__PROVIDED DATA__:
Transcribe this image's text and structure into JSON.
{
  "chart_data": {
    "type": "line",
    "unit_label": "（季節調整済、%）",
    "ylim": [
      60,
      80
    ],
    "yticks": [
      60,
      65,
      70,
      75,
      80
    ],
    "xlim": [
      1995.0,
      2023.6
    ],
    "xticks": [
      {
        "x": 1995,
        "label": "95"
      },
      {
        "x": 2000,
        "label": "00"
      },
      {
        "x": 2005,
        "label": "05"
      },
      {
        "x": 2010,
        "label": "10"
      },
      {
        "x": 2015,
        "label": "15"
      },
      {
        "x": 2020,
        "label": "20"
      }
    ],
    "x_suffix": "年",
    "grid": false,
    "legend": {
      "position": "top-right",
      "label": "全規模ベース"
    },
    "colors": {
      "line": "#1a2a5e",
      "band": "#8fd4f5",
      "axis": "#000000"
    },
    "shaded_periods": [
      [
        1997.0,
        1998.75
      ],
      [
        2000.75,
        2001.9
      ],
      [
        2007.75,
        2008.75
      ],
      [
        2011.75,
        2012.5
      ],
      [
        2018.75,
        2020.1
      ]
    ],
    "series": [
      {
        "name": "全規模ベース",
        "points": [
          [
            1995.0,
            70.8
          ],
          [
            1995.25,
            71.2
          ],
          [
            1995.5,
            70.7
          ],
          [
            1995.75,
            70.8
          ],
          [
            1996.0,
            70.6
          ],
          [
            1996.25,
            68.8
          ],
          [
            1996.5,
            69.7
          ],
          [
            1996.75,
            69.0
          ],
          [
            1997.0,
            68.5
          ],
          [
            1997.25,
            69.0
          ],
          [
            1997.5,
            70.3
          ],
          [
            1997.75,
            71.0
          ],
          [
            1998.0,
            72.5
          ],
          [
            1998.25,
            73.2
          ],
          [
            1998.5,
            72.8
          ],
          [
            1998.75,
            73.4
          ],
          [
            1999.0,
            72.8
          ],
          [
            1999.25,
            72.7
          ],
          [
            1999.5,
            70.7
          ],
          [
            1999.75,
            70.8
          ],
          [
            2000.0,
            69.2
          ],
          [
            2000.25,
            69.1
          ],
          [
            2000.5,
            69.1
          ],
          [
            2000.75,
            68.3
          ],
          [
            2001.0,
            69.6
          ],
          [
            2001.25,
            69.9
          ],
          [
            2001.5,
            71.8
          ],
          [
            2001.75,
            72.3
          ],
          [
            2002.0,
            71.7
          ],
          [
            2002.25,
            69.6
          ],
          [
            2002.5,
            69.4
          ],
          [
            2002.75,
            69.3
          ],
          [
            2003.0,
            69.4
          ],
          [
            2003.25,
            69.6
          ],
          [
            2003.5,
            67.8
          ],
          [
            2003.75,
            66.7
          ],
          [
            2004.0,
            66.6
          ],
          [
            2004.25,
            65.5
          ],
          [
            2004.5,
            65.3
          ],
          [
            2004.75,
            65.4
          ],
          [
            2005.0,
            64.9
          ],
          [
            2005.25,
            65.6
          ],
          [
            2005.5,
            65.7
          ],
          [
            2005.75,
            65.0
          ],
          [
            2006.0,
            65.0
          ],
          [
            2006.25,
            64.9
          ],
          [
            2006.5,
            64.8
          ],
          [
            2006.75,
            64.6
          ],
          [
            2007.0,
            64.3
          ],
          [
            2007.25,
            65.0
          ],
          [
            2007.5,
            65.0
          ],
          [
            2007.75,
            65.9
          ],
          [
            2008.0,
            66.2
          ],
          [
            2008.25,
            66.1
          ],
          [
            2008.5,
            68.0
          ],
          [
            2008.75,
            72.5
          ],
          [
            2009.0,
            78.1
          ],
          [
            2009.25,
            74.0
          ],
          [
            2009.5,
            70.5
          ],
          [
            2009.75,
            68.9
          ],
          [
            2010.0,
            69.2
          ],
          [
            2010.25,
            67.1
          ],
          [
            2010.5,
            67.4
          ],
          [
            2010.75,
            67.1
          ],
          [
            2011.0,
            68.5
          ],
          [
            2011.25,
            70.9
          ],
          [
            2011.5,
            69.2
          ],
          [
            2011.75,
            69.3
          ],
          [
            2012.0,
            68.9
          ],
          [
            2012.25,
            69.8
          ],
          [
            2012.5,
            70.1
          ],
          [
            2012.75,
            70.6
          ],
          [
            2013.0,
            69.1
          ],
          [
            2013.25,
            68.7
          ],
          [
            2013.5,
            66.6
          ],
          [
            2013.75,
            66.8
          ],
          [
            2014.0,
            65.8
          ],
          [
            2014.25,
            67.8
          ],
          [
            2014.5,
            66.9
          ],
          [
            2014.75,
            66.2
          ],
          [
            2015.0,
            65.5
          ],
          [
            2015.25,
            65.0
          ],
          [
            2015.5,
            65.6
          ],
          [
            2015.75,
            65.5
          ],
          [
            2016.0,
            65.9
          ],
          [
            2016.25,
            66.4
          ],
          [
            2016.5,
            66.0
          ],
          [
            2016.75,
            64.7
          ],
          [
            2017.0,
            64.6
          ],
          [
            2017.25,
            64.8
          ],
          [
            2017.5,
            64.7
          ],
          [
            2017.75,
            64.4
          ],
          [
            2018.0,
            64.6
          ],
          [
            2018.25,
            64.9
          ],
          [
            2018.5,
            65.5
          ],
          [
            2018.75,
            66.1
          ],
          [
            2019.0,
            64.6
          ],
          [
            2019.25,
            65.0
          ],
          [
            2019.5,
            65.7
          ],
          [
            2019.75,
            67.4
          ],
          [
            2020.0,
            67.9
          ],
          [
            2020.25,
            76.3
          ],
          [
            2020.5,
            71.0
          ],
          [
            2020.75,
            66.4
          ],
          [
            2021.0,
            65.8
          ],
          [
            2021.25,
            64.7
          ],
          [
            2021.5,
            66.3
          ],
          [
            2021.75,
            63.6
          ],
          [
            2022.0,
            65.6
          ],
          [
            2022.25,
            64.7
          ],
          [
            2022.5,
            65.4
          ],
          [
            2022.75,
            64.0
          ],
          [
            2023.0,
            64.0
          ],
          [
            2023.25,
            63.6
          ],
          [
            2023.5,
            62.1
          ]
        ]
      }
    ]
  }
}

__WORK INSTRUCTIONS__:
Write out every entry verbatim.

__RESULT BELOW__:
Transcribe this image's text and structure into JSON.
{
  "chart_data": {
    "type": "line",
    "unit_label": "（季節調整済、%）",
    "ylim": [
      60,
      80
    ],
    "yticks": [
      60,
      65,
      70,
      75,
      80
    ],
    "xlim": [
      1995.0,
      2023.6
    ],
    "xticks": [
      {
        "x": 1995,
        "label": "95"
      },
      {
        "x": 2000,
        "label": "00"
      },
      {
        "x": 2005,
        "label": "05"
      },
      {
        "x": 2010,
        "label": "10"
      },
      {
        "x": 2015,
        "label": "15"
      },
      {
        "x": 2020,
        "label": "20"
      }
    ],
    "x_suffix": "年",
    "grid": false,
    "legend": {
      "position": "top-right",
      "label": "全規模ベース"
    },
    "colors": {
      "line": "#1a2a5e",
      "band": "#8fd4f5",
      "axis": "#000000"
    },
    "shaded_periods": [
      [
        1997.0,
        1998.75
      ],
      [
        2000.75,
        2001.9
      ],
      [
        2007.75,
        2008.75
      ],
      [
        2011.75,
        2012.5
      ],
      [
        2018.75,
        2020.1
      ]
    ],
    "series": [
      {
        "name": "全規模ベース",
        "points": [
          [
            1995.0,
            70.8
          ],
          [
            1995.25,
            71.2
          ],
          [
            1995.5,
            70.7
          ],
          [
            1995.75,
            70.8
          ],
          [
            1996.0,
            70.6
          ],
          [
            1996.25,
            68.8
          ],
          [
            1996.5,
            69.7
          ],
          [
            1996.75,
            69.0
          ],
          [
            1997.0,
            68.5
          ],
          [
            1997.25,
            69.0
          ],
          [
            1997.5,
            70.3
          ],
          [
            1997.75,
            71.0
          ],
          [
            1998.0,
            72.5
          ],
          [
            1998.25,
            73.2
          ],
          [
            1998.5,
            72.8
          ],
          [
            1998.75,
            73.4
          ],
          [
            1999.0,
            72.8
          ],
          [
            1999.25,
            72.7
          ],
          [
            1999.5,
            70.7
          ],
          [
            1999.75,
            70.8
          ],
          [
            2000.0,
            69.2
          ],
          [
            2000.25,
            69.1
          ],
          [
            2000.5,
            69.1
          ],
          [
            2000.75,
            68.3
          ],
          [
            2001.0,
            69.6
          ],
          [
            2001.25,
            69.9
          ],
          [
            2001.5,
            71.8
          ],
          [
            2001.75,
            72.3
          ],
          [
            2002.0,
            71.7
          ],
          [
            2002.25,
            69.6
          ],
          [
            2002.5,
            69.4
          ],
          [
            2002.75,
            69.3
          ],
          [
            2003.0,
            69.4
          ],
          [
            2003.25,
            69.6
          ],
          [
            2003.5,
            67.8
          ],
          [
            2003.75,
            66.7
          ],
          [
            2004.0,
            66.6
          ],
          [
            2004.25,
            65.5
          ],
          [
            2004.5,
            65.3
          ],
          [
            2004.75,
            65.4
          ],
          [
            2005.0,
            64.9
          ],
          [
            2005.25,
            65.6
          ],
          [
            2005.5,
            65.7
          ],
          [
            2005.75,
            65.0
          ],
          [
            2006.0,
            65.0
          ],
          [
            2006.25,
            64.9
          ],
          [
            2006.5,
            64.8
          ],
          [
            2006.75,
            64.6
          ],
          [
            2007.0,
            64.3
          ],
          [
            2007.25,
            65.0
          ],
          [
            2007.5,
            65.0
          ],
          [
            2007.75,
            65.9
          ],
          [
            2008.0,
            66.2
          ],
          [
            2008.25,
            66.1
          ],
          [
            2008.5,
            68.0
          ],
          [
            2008.75,
            72.5
          ],
          [
            2009.0,
            78.1
          ],
          [
            2009.25,
            74.0
          ],
          [
            2009.5,
            70.5
          ],
          [
            2009.75,
            68.9
          ],
          [
            2010.0,
            69.2
          ],
          [
            2010.25,
            67.1
          ],
          [
            2010.5,
            67.4
          ],
          [
            2010.75,
            67.1
          ],
          [
            2011.0,
            68.5
          ],
          [
            2011.25,
            70.9
          ],
          [
            2011.5,
            69.2
          ],
          [
            2011.75,
            69.3
          ],
          [
            2012.0,
            68.9
          ],
          [
            2012.25,
            69.8
          ],
          [
            2012.5,
            70.1
          ],
          [
            2012.75,
            70.6
          ],
          [
            2013.0,
            69.1
          ],
          [
            2013.25,
            68.7
          ],
          [
            2013.5,
            66.6
          ],
          [
            2013.75,
            66.8
          ],
          [
            2014.0,
            65.8
          ],
          [
            2014.25,
            67.8
          ],
          [
            2014.5,
            66.9
          ],
          [
            2014.75,
            66.2
          ],
          [
            2015.0,
            65.5
          ],
          [
            2015.25,
            65.0
          ],
          [
            2015.5,
            65.6
          ],
          [
            2015.75,
            65.5
          ],
          [
            2016.0,
            65.9
          ],
          [
            2016.25,
            66.4
          ],
          [
            2016.5,
            66.0
          ],
          [
            2016.75,
            64.7
          ],
          [
            2017.0,
            64.6
          ],
          [
            2017.25,
            64.8
          ],
          [
            2017.5,
            64.7
          ],
          [
            2017.75,
            64.4
          ],
          [
            2018.0,
            64.6
          ],
          [
            2018.25,
            64.9
          ],
          [
            2018.5,
            65.5
          ],
          [
            2018.75,
            66.1
          ],
          [
            2019.0,
            64.6
          ],
          [
            2019.25,
            65.0
          ],
          [
            2019.5,
            65.7
          ],
          [
            2019.75,
            67.4
          ],
          [
            2020.0,
            67.9
          ],
          [
            2020.25,
            76.3
          ],
          [
            2020.5,
            71.0
          ],
          [
            2020.75,
            66.4
          ],
          [
            2021.0,
            65.8
          ],
          [
            2021.25,
            64.7
          ],
          [
            2021.5,
            66.3
          ],
          [
            2021.75,
            63.6
          ],
          [
            2022.0,
            65.6
          ],
          [
            2022.25,
            64.7
          ],
          [
            2022.5,
            65.4
          ],
          [
            2022.75,
            64.0
          ],
          [
            2023.0,
            64.0
          ],
          [
            2023.25,
            63.6
          ],
          [
            2023.5,
            62.1
          ]
        ]
      }
    ]
  }
}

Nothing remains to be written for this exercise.